====== RECORD SET

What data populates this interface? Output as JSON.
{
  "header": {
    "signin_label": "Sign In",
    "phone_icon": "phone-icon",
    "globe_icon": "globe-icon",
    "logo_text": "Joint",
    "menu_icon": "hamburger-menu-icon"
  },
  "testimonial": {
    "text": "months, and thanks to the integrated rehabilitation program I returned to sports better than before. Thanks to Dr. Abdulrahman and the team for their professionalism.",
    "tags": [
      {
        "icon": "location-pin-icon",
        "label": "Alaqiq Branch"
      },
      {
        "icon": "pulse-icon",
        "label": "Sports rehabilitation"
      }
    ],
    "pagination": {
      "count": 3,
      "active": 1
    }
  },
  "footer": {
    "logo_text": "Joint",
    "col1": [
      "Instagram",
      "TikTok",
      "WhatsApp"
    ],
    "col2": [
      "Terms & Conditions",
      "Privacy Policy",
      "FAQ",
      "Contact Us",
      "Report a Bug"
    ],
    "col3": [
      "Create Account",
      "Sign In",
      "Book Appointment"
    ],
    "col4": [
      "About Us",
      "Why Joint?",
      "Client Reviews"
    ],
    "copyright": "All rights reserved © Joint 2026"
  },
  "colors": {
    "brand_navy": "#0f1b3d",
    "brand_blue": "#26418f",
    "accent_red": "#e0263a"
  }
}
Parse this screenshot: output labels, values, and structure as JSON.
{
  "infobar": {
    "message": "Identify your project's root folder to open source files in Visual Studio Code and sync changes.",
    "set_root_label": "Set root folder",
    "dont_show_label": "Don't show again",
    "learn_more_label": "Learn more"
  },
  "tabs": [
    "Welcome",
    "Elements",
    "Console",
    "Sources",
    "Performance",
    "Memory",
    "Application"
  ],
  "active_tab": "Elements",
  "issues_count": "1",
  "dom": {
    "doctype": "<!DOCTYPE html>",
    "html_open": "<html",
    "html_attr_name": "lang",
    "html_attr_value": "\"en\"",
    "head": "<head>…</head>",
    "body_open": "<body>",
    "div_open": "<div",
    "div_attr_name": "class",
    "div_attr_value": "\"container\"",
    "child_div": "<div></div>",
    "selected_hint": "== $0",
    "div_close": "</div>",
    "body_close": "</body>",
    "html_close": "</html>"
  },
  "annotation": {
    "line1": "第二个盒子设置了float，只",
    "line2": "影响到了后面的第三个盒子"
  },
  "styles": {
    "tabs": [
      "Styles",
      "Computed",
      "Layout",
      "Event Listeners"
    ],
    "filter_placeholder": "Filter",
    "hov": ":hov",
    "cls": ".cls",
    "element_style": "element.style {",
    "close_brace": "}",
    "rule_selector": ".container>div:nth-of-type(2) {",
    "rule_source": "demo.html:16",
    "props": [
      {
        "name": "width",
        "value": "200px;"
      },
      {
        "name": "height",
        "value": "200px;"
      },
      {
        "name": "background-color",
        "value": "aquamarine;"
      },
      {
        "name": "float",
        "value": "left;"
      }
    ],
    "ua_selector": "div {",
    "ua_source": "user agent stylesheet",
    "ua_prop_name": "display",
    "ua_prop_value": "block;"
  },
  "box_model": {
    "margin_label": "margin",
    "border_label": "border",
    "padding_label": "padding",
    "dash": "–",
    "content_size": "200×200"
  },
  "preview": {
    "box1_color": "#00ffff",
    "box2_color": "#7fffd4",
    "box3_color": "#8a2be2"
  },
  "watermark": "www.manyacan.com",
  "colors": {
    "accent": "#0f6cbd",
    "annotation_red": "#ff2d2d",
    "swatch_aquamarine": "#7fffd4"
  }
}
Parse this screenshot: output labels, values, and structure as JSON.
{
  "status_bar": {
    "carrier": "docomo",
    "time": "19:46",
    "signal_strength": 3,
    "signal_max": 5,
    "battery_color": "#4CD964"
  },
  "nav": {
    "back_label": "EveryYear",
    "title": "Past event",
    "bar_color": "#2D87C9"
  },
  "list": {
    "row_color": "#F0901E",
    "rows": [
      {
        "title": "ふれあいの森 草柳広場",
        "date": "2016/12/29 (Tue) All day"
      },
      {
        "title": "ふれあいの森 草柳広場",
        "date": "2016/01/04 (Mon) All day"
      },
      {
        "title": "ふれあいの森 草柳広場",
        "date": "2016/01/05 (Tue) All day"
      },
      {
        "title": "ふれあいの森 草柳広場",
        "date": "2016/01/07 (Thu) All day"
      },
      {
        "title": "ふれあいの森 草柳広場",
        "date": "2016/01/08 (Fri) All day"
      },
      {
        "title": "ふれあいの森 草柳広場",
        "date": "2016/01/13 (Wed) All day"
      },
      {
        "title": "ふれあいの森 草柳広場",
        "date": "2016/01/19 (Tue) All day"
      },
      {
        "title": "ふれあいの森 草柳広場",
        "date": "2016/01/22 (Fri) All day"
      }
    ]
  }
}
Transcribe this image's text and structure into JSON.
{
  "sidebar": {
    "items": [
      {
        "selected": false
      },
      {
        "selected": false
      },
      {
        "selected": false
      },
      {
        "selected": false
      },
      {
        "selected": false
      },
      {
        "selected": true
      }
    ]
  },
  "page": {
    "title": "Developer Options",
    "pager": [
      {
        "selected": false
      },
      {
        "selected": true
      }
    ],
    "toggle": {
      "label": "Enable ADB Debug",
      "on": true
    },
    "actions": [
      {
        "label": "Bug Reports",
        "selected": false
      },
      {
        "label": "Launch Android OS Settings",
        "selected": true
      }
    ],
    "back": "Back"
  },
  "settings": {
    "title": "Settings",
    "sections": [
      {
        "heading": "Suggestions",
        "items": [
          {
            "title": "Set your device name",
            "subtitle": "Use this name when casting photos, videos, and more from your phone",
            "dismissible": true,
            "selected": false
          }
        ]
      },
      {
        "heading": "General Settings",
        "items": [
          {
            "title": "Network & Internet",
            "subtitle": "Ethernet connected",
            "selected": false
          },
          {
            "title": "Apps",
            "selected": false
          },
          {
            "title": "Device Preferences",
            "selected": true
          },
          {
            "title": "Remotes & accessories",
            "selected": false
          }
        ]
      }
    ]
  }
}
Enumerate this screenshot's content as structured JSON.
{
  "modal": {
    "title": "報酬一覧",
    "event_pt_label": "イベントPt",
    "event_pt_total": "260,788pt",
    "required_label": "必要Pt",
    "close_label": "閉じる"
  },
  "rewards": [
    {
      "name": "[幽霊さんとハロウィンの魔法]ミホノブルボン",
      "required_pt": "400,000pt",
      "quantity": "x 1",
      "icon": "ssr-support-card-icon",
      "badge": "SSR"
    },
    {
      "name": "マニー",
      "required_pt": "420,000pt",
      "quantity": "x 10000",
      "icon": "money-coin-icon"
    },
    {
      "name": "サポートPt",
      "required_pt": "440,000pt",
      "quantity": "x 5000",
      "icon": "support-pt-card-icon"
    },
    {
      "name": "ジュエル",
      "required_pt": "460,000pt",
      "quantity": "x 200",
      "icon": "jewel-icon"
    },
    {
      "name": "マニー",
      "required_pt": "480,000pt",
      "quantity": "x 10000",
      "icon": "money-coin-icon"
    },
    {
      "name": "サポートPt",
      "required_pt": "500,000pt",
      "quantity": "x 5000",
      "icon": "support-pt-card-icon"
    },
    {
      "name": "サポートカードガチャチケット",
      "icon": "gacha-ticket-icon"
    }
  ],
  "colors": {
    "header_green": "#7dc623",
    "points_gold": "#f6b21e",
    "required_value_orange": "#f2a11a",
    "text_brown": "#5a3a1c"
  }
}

============

| EXERCISE PROMPT |
Every entry above should be retyped exactly as shown.

| RESPONSE TO THIS EXERCISE |
What data populates this interface? Output as JSON.
{
  "header": {
    "signin_label": "Sign In",
    "phone_icon": "phone-icon",
    "globe_icon": "globe-icon",
    "logo_text": "Joint",
    "menu_icon": "hamburger-menu-icon"
  },
  "testimonial": {
    "text": "months, and thanks to the integrated rehabilitation program I returned to sports better than before. Thanks to Dr. Abdulrahman and the team for their professionalism.",
    "tags": [
      {
        "icon": "location-pin-icon",
        "label": "Alaqiq Branch"
      },
      {
        "icon": "pulse-icon",
        "label": "Sports rehabilitation"
      }
    ],
    "pagination": {
      "count": 3,
      "active": 1
    }
  },
  "footer": {
    "logo_text": "Joint",
    "col1": [
      "Instagram",
      "TikTok",
      "WhatsApp"
    ],
    "col2": [
      "Terms & Conditions",
      "Privacy Policy",
      "FAQ",
      "Contact Us",
      "Report a Bug"
    ],
    "col3": [
      "Create Account",
      "Sign In",
      "Book Appointment"
    ],
    "col4": [
      "About Us",
      "Why Joint?",
      "Client Reviews"
    ],
    "copyright": "All rights reserved © Joint 2026"
  },
  "colors": {
    "brand_navy": "#0f1b3d",
    "brand_blue": "#26418f",
    "accent_red": "#e0263a"
  }
}
Parse this screenshot: output labels, values, and structure as JSON.
{
  "infobar": {
    "message": "Identify your project's root folder to open source files in Visual Studio Code and sync changes.",
    "set_root_label": "Set root folder",
    "dont_show_label": "Don't show again",
    "learn_more_label": "Learn more"
  },
  "tabs": [
    "Welcome",
    "Elements",
    "Console",
    "Sources",
    "Performance",
    "Memory",
    "Application"
  ],
  "active_tab": "Elements",
  "issues_count": "1",
  "dom": {
    "doctype": "<!DOCTYPE html>",
    "html_open": "<html",
    "html_attr_name": "lang",
    "html_attr_value": "\"en\"",
    "head": "<head>…</head>",
    "body_open": "<body>",
    "div_open": "<div",
    "div_attr_name": "class",
    "div_attr_value": "\"container\"",
    "child_div": "<div></div>",
    "selected_hint": "== $0",
    "div_close": "</div>",
    "body_close": "</body>",
    "html_close": "</html>"
  },
  "annotation": {
    "line1": "第二个盒子设置了float，只",
    "line2": "影响到了后面的第三个盒子"
  },
  "styles": {
    "tabs": [
      "Styles",
      "Computed",
      "Layout",
      "Event Listeners"
    ],
    "filter_placeholder": "Filter",
    "hov": ":hov",
    "cls": ".cls",
    "element_style": "element.style {",
    "close_brace": "}",
    "rule_selector": ".container>div:nth-of-type(2) {",
    "rule_source": "demo.html:16",
    "props": [
      {
        "name": "width",
        "value": "200px;"
      },
      {
        "name": "height",
        "value": "200px;"
      },
      {
        "name": "background-color",
        "value": "aquamarine;"
      },
      {
        "name": "float",
        "value": "left;"
      }
    ],
    "ua_selector": "div {",
    "ua_source": "user agent stylesheet",
    "ua_prop_name": "display",
    "ua_prop_value": "block;"
  },
  "box_model": {
    "margin_label": "margin",
    "border_label": "border",
    "padding_label": "padding",
    "dash": "–",
    "content_size": "200×200"
  },
  "preview": {
    "box1_color": "#00ffff",
    "box2_color": "#7fffd4",
    "box3_color": "#8a2be2"
  },
  "watermark": "www.manyacan.com",
  "colors": {
    "accent": "#0f6cbd",
    "annotation_red": "#ff2d2d",
    "swatch_aquamarine": "#7fffd4"
  }
}
Parse this screenshot: output labels, values, and structure as JSON.
{
  "status_bar": {
    "carrier": "docomo",
    "time": "19:46",
    "signal_strength": 3,
    "signal_max": 5,
    "battery_color": "#4CD964"
  },
  "nav": {
    "back_label": "EveryYear",
    "title": "Past event",
    "bar_color": "#2D87C9"
  },
  "list": {
    "row_color": "#F0901E",
    "rows": [
      {
        "title": "ふれあいの森 草柳広場",
        "date": "2016/12/29 (Tue) All day"
      },
      {
        "title": "ふれあいの森 草柳広場",
        "date": "2016/01/04 (Mon) All day"
      },
      {
        "title": "ふれあいの森 草柳広場",
        "date": "2016/01/05 (Tue) All day"
      },
      {
        "title": "ふれあいの森 草柳広場",
        "date": "2016/01/07 (Thu) All day"
      },
      {
        "title": "ふれあいの森 草柳広場",
        "date": "2016/01/08 (Fri) All day"
      },
      {
        "title": "ふれあいの森 草柳広場",
        "date": "2016/01/13 (Wed) All day"
      },
      {
        "title": "ふれあいの森 草柳広場",
        "date": "2016/01/19 (Tue) All day"
      },
      {
        "title": "ふれあいの森 草柳広場",
        "date": "2016/01/22 (Fri) All day"
      }
    ]
  }
}
Transcribe this image's text and structure into JSON.
{
  "sidebar": {
    "items": [
      {
        "selected": false
      },
      {
        "selected": false
      },
      {
        "selected": false
      },
      {
        "selected": false
      },
      {
        "selected": false
      },
      {
        "selected": true
      }
    ]
  },
  "page": {
    "title": "Developer Options",
    "pager": [
      {
        "selected": false
      },
      {
        "selected": true
      }
    ],
    "toggle": {
      "label": "Enable ADB Debug",
      "on": true
    },
    "actions": [
      {
        "label": "Bug Reports",
        "selected": false
      },
      {
        "label": "Launch Android OS Settings",
        "selected": true
      }
    ],
    "back": "Back"
  },
  "settings": {
    "title": "Settings",
    "sections": [
      {
        "heading": "Suggestions",
        "items": [
          {
            "title": "Set your device name",
            "subtitle": "Use this name when casting photos, videos, and more from your phone",
            "dismissible": true,
            "selected": false
          }
        ]
      },
      {
        "heading": "General Settings",
        "items": [
          {
            "title": "Network & Internet",
            "subtitle": "Ethernet connected",
            "selected": false
          },
          {
            "title": "Apps",
            "selected": false
          },
          {
            "title": "Device Preferences",
            "selected": true
          },
          {
            "title": "Remotes & accessories",
            "selected": false
          }
        ]
      }
    ]
  }
}
Enumerate this screenshot's content as structured JSON.
{
  "modal": {
    "title": "報酬一覧",
    "event_pt_label": "イベントPt",
    "event_pt_total": "260,788pt",
    "required_label": "必要Pt",
    "close_label": "閉じる"
  },
  "rewards": [
    {
      "name": "[幽霊さんとハロウィンの魔法]ミホノブルボン",
      "required_pt": "400,000pt",
      "quantity": "x 1",
      "icon": "ssr-support-card-icon",
      "badge": "SSR"
    },
    {
      "name": "マニー",
      "required_pt": "420,000pt",
      "quantity": "x 10000",
      "icon": "money-coin-icon"
    },
    {
      "name": "サポートPt",
      "required_pt": "440,000pt",
      "quantity": "x 5000",
      "icon": "support-pt-card-icon"
    },
    {
      "name": "ジュエル",
      "required_pt": "460,000pt",
      "quantity": "x 200",
      "icon": "jewel-icon"
    },
    {
      "name": "マニー",
      "required_pt": "480,000pt",
      "quantity": "x 10000",
      "icon": "money-coin-icon"
    },
    {
      "name": "サポートPt",
      "required_pt": "500,000pt",
      "quantity": "x 5000",
      "icon": "support-pt-card-icon"
    },
    {
      "name": "サポートカードガチャチケット",
      "icon": "gacha-ticket-icon"
    }
  ],
  "colors": {
    "header_green": "#7dc623",
    "points_gold": "#f6b21e",
    "required_value_orange": "#f2a11a",
    "text_brown": "#5a3a1c"
  }
}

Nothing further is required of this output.